◆ Data to use:
........
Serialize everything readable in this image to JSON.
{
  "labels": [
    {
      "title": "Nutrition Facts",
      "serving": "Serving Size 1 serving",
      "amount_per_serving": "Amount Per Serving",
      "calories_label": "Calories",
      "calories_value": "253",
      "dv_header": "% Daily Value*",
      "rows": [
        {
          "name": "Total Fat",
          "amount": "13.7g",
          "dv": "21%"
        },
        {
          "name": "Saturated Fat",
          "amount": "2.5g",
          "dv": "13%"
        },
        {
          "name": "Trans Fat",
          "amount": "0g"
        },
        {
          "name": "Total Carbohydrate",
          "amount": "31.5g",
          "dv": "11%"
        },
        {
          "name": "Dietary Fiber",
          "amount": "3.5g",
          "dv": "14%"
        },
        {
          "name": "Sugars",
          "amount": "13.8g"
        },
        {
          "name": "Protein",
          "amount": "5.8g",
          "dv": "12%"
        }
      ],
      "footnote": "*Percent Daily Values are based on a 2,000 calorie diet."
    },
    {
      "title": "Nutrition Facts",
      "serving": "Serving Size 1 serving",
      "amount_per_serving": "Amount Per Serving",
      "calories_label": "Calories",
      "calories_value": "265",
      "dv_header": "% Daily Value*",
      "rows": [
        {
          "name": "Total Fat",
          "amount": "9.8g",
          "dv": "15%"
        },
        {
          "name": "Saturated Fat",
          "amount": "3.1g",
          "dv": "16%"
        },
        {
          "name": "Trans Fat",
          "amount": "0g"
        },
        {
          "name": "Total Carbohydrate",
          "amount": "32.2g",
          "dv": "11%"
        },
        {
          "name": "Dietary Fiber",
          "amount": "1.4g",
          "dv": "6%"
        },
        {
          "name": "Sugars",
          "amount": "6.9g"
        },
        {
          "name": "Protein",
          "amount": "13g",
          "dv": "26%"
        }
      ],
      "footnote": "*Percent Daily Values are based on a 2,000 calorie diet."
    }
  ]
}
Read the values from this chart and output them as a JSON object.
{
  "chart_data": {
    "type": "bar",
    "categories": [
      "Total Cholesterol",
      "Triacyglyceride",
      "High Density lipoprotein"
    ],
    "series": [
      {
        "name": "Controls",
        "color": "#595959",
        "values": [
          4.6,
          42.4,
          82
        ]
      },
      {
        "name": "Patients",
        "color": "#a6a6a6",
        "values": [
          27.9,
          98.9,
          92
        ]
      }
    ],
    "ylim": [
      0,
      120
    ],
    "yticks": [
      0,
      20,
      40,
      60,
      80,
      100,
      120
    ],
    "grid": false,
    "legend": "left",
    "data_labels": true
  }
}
........
◆ Problem to solve: In the records above, copy exactly the lines from the one that contains "Read the values" through the last, and nothing else.

◆ Result of this exercise:
Read the values from this chart and output them as a JSON object.
{
  "chart_data": {
    "type": "bar",
    "categories": [
      "Total Cholesterol",
      "Triacyglyceride",
      "High Density lipoprotein"
    ],
    "series": [
      {
        "name": "Controls",
        "color": "#595959",
        "values": [
          4.6,
          42.4,
          82
        ]
      },
      {
        "name": "Patients",
        "color": "#a6a6a6",
        "values": [
          27.9,
          98.9,
          92
        ]
      }
    ],
    "ylim": [
      0,
      120
    ],
    "yticks": [
      0,
      20,
      40,
      60,
      80,
      100,
      120
    ],
    "grid": false,
    "legend": "left",
    "data_labels": true
  }
}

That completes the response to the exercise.